The exercise:
Output all the material that follows, exactly as given.

A run of records:

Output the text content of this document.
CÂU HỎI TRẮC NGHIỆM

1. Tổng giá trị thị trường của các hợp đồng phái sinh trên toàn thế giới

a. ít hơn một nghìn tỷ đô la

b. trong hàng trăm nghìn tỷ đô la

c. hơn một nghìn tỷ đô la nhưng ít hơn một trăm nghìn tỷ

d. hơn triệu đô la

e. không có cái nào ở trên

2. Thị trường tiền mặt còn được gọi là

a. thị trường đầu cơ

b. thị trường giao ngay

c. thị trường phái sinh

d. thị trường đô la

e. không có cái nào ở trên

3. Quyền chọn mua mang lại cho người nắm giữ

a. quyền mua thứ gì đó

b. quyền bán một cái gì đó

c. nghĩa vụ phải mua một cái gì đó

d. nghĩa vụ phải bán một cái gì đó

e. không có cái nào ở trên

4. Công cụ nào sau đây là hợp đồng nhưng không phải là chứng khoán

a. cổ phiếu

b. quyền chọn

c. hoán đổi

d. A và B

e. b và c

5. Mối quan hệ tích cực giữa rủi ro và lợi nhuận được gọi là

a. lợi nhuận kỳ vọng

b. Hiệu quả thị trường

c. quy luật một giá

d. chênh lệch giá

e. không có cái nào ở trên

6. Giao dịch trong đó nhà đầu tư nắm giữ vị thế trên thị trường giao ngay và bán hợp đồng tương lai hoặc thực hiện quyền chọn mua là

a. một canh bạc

The reply:
Output the text content of this document.
CÂU HỎI TRẮC NGHIỆM

1. Tổng giá trị thị trường của các hợp đồng phái sinh trên toàn thế giới

a. ít hơn một nghìn tỷ đô la

b. trong hàng trăm nghìn tỷ đô la

c. hơn một nghìn tỷ đô la nhưng ít hơn một trăm nghìn tỷ

d. hơn triệu đô la

e. không có cái nào ở trên

2. Thị trường tiền mặt còn được gọi là

a. thị trường đầu cơ

b. thị trường giao ngay

c. thị trường phái sinh

d. thị trường đô la

e. không có cái nào ở trên

3. Quyền chọn mua mang lại cho người nắm giữ

a. quyền mua thứ gì đó

b. quyền bán một cái gì đó

c. nghĩa vụ phải mua một cái gì đó

d. nghĩa vụ phải bán một cái gì đó

e. không có cái nào ở trên

4. Công cụ nào sau đây là hợp đồng nhưng không phải là chứng khoán

a. cổ phiếu

b. quyền chọn

c. hoán đổi

d. A và B

e. b và c

5. Mối quan hệ tích cực giữa rủi ro và lợi nhuận được gọi là

a. lợi nhuận kỳ vọng

b. Hiệu quả thị trường

c. quy luật một giá

d. chênh lệch giá

e. không có cái nào ở trên

6. Giao dịch trong đó nhà đầu tư nắm giữ vị thế trên thị trường giao ngay và bán hợp đồng tương lai hoặc thực hiện quyền chọn mua là

a. một canh bạc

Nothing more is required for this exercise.